Output an exact reproduction of the data.

## ITEMS:

○ ○ ○ ○ ○ ○ ○

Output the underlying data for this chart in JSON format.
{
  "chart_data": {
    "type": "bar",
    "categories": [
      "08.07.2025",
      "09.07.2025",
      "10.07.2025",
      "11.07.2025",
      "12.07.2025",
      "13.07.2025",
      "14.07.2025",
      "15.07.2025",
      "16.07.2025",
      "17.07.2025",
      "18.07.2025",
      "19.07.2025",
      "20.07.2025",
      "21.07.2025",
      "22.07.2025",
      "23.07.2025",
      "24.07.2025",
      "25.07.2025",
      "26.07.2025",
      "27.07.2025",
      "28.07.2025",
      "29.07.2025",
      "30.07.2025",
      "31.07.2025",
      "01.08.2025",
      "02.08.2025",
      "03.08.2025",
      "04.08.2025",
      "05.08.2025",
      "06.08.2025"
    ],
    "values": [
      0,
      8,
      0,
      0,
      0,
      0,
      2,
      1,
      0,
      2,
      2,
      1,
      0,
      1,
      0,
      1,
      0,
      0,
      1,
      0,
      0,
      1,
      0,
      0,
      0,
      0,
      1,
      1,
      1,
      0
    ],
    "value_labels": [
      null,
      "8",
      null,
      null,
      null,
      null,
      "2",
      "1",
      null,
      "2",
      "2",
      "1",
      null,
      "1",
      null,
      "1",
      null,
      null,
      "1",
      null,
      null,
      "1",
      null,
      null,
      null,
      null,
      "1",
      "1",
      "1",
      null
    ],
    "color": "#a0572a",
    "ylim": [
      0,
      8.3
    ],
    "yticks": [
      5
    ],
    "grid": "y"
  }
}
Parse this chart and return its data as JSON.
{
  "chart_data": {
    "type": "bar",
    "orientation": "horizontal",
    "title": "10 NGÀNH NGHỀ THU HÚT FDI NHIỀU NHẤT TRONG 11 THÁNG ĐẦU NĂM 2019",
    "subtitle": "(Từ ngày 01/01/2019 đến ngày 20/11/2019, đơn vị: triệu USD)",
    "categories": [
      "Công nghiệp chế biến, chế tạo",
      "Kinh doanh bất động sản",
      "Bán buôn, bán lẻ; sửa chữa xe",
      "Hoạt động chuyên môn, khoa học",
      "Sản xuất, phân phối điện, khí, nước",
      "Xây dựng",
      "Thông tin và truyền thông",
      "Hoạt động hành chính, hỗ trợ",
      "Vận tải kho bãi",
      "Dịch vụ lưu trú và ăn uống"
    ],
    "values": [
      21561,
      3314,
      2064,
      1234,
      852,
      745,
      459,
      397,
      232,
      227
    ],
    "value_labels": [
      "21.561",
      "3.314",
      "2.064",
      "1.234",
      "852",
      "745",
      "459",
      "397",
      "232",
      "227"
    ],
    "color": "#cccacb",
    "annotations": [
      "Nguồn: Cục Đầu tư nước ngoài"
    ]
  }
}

○ ○ ○ ○ ○ ○ ○

## WRITTEN RESPONSE:
Output the underlying data for this chart in JSON format.
{
  "chart_data": {
    "type": "bar",
    "categories": [
      "08.07.2025",
      "09.07.2025",
      "10.07.2025",
      "11.07.2025",
      "12.07.2025",
      "13.07.2025",
      "14.07.2025",
      "15.07.2025",
      "16.07.2025",
      "17.07.2025",
      "18.07.2025",
      "19.07.2025",
      "20.07.2025",
      "21.07.2025",
      "22.07.2025",
      "23.07.2025",
      "24.07.2025",
      "25.07.2025",
      "26.07.2025",
      "27.07.2025",
      "28.07.2025",
      "29.07.2025",
      "30.07.2025",
      "31.07.2025",
      "01.08.2025",
      "02.08.2025",
      "03.08.2025",
      "04.08.2025",
      "05.08.2025",
      "06.08.2025"
    ],
    "values": [
      0,
      8,
      0,
      0,
      0,
      0,
      2,
      1,
      0,
      2,
      2,
      1,
      0,
      1,
      0,
      1,
      0,
      0,
      1,
      0,
      0,
      1,
      0,
      0,
      0,
      0,
      1,
      1,
      1,
      0
    ],
    "value_labels": [
      null,
      "8",
      null,
      null,
      null,
      null,
      "2",
      "1",
      null,
      "2",
      "2",
      "1",
      null,
      "1",
      null,
      "1",
      null,
      null,
      "1",
      null,
      null,
      "1",
      null,
      null,
      null,
      null,
      "1",
      "1",
      "1",
      null
    ],
    "color": "#a0572a",
    "ylim": [
      0,
      8.3
    ],
    "yticks": [
      5
    ],
    "grid": "y"
  }
}
Parse this chart and return its data as JSON.
{
  "chart_data": {
    "type": "bar",
    "orientation": "horizontal",
    "title": "10 NGÀNH NGHỀ THU HÚT FDI NHIỀU NHẤT TRONG 11 THÁNG ĐẦU NĂM 2019",
    "subtitle": "(Từ ngày 01/01/2019 đến ngày 20/11/2019, đơn vị: triệu USD)",
    "categories": [
      "Công nghiệp chế biến, chế tạo",
      "Kinh doanh bất động sản",
      "Bán buôn, bán lẻ; sửa chữa xe",
      "Hoạt động chuyên môn, khoa học",
      "Sản xuất, phân phối điện, khí, nước",
      "Xây dựng",
      "Thông tin và truyền thông",
      "Hoạt động hành chính, hỗ trợ",
      "Vận tải kho bãi",
      "Dịch vụ lưu trú và ăn uống"
    ],
    "values": [
      21561,
      3314,
      2064,
      1234,
      852,
      745,
      459,
      397,
      232,
      227
    ],
    "value_labels": [
      "21.561",
      "3.314",
      "2.064",
      "1.234",
      "852",
      "745",
      "459",
      "397",
      "232",
      "227"
    ],
    "color": "#cccacb",
    "annotations": [
      "Nguồn: Cục Đầu tư nước ngoài"
    ]
  }
}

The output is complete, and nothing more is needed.